Reproduce all of the records exactly.

### RECORDS SHOWN ###

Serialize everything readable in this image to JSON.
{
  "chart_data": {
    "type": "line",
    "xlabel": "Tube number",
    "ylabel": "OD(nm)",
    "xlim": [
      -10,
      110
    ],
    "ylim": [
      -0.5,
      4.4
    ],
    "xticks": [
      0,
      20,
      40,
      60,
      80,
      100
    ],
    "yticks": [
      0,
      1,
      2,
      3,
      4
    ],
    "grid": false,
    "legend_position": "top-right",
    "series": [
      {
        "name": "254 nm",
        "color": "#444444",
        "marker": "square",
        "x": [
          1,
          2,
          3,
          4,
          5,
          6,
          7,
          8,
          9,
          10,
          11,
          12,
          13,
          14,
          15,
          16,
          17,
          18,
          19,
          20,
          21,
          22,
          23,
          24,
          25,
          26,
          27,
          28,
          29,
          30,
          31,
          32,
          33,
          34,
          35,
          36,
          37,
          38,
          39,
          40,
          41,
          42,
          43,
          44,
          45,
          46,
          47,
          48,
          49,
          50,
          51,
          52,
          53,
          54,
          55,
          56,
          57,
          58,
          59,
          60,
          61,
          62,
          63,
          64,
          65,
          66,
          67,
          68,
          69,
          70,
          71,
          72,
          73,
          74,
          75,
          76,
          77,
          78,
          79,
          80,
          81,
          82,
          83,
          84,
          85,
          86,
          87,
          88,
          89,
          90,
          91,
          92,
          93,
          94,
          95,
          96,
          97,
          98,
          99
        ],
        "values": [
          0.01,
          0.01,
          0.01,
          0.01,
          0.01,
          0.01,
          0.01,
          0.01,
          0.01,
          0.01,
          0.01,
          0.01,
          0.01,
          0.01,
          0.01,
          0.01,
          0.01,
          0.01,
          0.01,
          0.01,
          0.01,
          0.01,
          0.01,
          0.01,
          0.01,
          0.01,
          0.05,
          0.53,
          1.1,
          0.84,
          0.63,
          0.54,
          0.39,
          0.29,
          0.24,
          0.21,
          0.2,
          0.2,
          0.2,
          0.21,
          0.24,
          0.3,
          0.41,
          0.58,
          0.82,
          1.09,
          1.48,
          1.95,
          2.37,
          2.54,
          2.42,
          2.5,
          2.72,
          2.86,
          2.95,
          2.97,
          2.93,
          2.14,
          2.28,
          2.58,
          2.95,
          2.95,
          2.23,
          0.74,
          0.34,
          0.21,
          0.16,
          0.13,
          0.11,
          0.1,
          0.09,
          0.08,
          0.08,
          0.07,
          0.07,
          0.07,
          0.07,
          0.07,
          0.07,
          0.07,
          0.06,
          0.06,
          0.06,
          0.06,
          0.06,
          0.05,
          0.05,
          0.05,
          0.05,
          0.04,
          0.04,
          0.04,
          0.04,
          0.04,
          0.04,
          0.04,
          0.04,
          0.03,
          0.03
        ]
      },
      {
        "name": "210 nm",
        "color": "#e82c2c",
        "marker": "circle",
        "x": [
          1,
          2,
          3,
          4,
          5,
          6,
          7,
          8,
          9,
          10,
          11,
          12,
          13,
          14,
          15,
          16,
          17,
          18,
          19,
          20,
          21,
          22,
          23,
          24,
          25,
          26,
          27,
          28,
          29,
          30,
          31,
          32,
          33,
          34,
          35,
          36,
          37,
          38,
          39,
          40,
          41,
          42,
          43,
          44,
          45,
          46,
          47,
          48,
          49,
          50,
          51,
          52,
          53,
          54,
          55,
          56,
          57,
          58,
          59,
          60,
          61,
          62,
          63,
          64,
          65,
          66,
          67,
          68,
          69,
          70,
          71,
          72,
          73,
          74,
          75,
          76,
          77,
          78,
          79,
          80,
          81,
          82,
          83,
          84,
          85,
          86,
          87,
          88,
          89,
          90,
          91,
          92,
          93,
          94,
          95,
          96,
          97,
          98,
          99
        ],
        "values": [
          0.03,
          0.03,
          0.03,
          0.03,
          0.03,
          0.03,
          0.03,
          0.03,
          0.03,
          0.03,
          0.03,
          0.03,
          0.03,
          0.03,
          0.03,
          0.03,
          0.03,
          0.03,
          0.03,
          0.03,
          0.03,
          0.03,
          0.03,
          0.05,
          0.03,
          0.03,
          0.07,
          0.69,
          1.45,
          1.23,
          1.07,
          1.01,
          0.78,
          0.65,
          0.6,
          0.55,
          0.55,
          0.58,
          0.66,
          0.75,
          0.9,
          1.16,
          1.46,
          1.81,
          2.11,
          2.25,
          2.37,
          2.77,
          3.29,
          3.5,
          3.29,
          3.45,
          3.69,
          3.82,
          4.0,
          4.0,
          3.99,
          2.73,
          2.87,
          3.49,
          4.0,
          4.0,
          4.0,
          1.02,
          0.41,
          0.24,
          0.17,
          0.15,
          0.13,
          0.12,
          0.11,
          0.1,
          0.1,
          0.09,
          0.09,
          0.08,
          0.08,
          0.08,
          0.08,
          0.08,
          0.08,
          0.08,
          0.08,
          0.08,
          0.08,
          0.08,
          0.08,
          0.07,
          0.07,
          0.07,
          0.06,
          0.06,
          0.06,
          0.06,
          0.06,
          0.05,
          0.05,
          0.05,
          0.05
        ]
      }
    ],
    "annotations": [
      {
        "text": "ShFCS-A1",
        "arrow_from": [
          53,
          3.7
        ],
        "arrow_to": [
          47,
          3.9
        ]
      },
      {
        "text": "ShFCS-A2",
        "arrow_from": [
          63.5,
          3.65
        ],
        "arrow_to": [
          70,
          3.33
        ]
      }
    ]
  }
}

###

ANSWER FOR THE TASK:
Serialize everything readable in this image to JSON.
{
  "chart_data": {
    "type": "line",
    "xlabel": "Tube number",
    "ylabel": "OD(nm)",
    "xlim": [
      -10,
      110
    ],
    "ylim": [
      -0.5,
      4.4
    ],
    "xticks": [
      0,
      20,
      40,
      60,
      80,
      100
    ],
    "yticks": [
      0,
      1,
      2,
      3,
      4
    ],
    "grid": false,
    "legend_position": "top-right",
    "series": [
      {
        "name": "254 nm",
        "color": "#444444",
        "marker": "square",
        "x": [
          1,
          2,
          3,
          4,
          5,
          6,
          7,
          8,
          9,
          10,
          11,
          12,
          13,
          14,
          15,
          16,
          17,
          18,
          19,
          20,
          21,
          22,
          23,
          24,
          25,
          26,
          27,
          28,
          29,
          30,
          31,
          32,
          33,
          34,
          35,
          36,
          37,
          38,
          39,
          40,
          41,
          42,
          43,
          44,
          45,
          46,
          47,
          48,
          49,
          50,
          51,
          52,
          53,
          54,
          55,
          56,
          57,
          58,
          59,
          60,
          61,
          62,
          63,
          64,
          65,
          66,
          67,
          68,
          69,
          70,
          71,
          72,
          73,
          74,
          75,
          76,
          77,
          78,
          79,
          80,
          81,
          82,
          83,
          84,
          85,
          86,
          87,
          88,
          89,
          90,
          91,
          92,
          93,
          94,
          95,
          96,
          97,
          98,
          99
        ],
        "values": [
          0.01,
          0.01,
          0.01,
          0.01,
          0.01,
          0.01,
          0.01,
          0.01,
          0.01,
          0.01,
          0.01,
          0.01,
          0.01,
          0.01,
          0.01,
          0.01,
          0.01,
          0.01,
          0.01,
          0.01,
          0.01,
          0.01,
          0.01,
          0.01,
          0.01,
          0.01,
          0.05,
          0.53,
          1.1,
          0.84,
          0.63,
          0.54,
          0.39,
          0.29,
          0.24,
          0.21,
          0.2,
          0.2,
          0.2,
          0.21,
          0.24,
          0.3,
          0.41,
          0.58,
          0.82,
          1.09,
          1.48,
          1.95,
          2.37,
          2.54,
          2.42,
          2.5,
          2.72,
          2.86,
          2.95,
          2.97,
          2.93,
          2.14,
          2.28,
          2.58,
          2.95,
          2.95,
          2.23,
          0.74,
          0.34,
          0.21,
          0.16,
          0.13,
          0.11,
          0.1,
          0.09,
          0.08,
          0.08,
          0.07,
          0.07,
          0.07,
          0.07,
          0.07,
          0.07,
          0.07,
          0.06,
          0.06,
          0.06,
          0.06,
          0.06,
          0.05,
          0.05,
          0.05,
          0.05,
          0.04,
          0.04,
          0.04,
          0.04,
          0.04,
          0.04,
          0.04,
          0.04,
          0.03,
          0.03
        ]
      },
      {
        "name": "210 nm",
        "color": "#e82c2c",
        "marker": "circle",
        "x": [
          1,
          2,
          3,
          4,
          5,
          6,
          7,
          8,
          9,
          10,
          11,
          12,
          13,
          14,
          15,
          16,
          17,
          18,
          19,
          20,
          21,
          22,
          23,
          24,
          25,
          26,
          27,
          28,
          29,
          30,
          31,
          32,
          33,
          34,
          35,
          36,
          37,
          38,
          39,
          40,
          41,
          42,
          43,
          44,
          45,
          46,
          47,
          48,
          49,
          50,
          51,
          52,
          53,
          54,
          55,
          56,
          57,
          58,
          59,
          60,
          61,
          62,
          63,
          64,
          65,
          66,
          67,
          68,
          69,
          70,
          71,
          72,
          73,
          74,
          75,
          76,
          77,
          78,
          79,
          80,
          81,
          82,
          83,
          84,
          85,
          86,
          87,
          88,
          89,
          90,
          91,
          92,
          93,
          94,
          95,
          96,
          97,
          98,
          99
        ],
        "values": [
          0.03,
          0.03,
          0.03,
          0.03,
          0.03,
          0.03,
          0.03,
          0.03,
          0.03,
          0.03,
          0.03,
          0.03,
          0.03,
          0.03,
          0.03,
          0.03,
          0.03,
          0.03,
          0.03,
          0.03,
          0.03,
          0.03,
          0.03,
          0.05,
          0.03,
          0.03,
          0.07,
          0.69,
          1.45,
          1.23,
          1.07,
          1.01,
          0.78,
          0.65,
          0.6,
          0.55,
          0.55,
          0.58,
          0.66,
          0.75,
          0.9,
          1.16,
          1.46,
          1.81,
          2.11,
          2.25,
          2.37,
          2.77,
          3.29,
          3.5,
          3.29,
          3.45,
          3.69,
          3.82,
          4.0,
          4.0,
          3.99,
          2.73,
          2.87,
          3.49,
          4.0,
          4.0,
          4.0,
          1.02,
          0.41,
          0.24,
          0.17,
          0.15,
          0.13,
          0.12,
          0.11,
          0.1,
          0.1,
          0.09,
          0.09,
          0.08,
          0.08,
          0.08,
          0.08,
          0.08,
          0.08,
          0.08,
          0.08,
          0.08,
          0.08,
          0.08,
          0.08,
          0.07,
          0.07,
          0.07,
          0.06,
          0.06,
          0.06,
          0.06,
          0.06,
          0.05,
          0.05,
          0.05,
          0.05
        ]
      }
    ],
    "annotations": [
      {
        "text": "ShFCS-A1",
        "arrow_from": [
          53,
          3.7
        ],
        "arrow_to": [
          47,
          3.9
        ]
      },
      {
        "text": "ShFCS-A2",
        "arrow_from": [
          63.5,
          3.65
        ],
        "arrow_to": [
          70,
          3.33
        ]
      }
    ]
  }
}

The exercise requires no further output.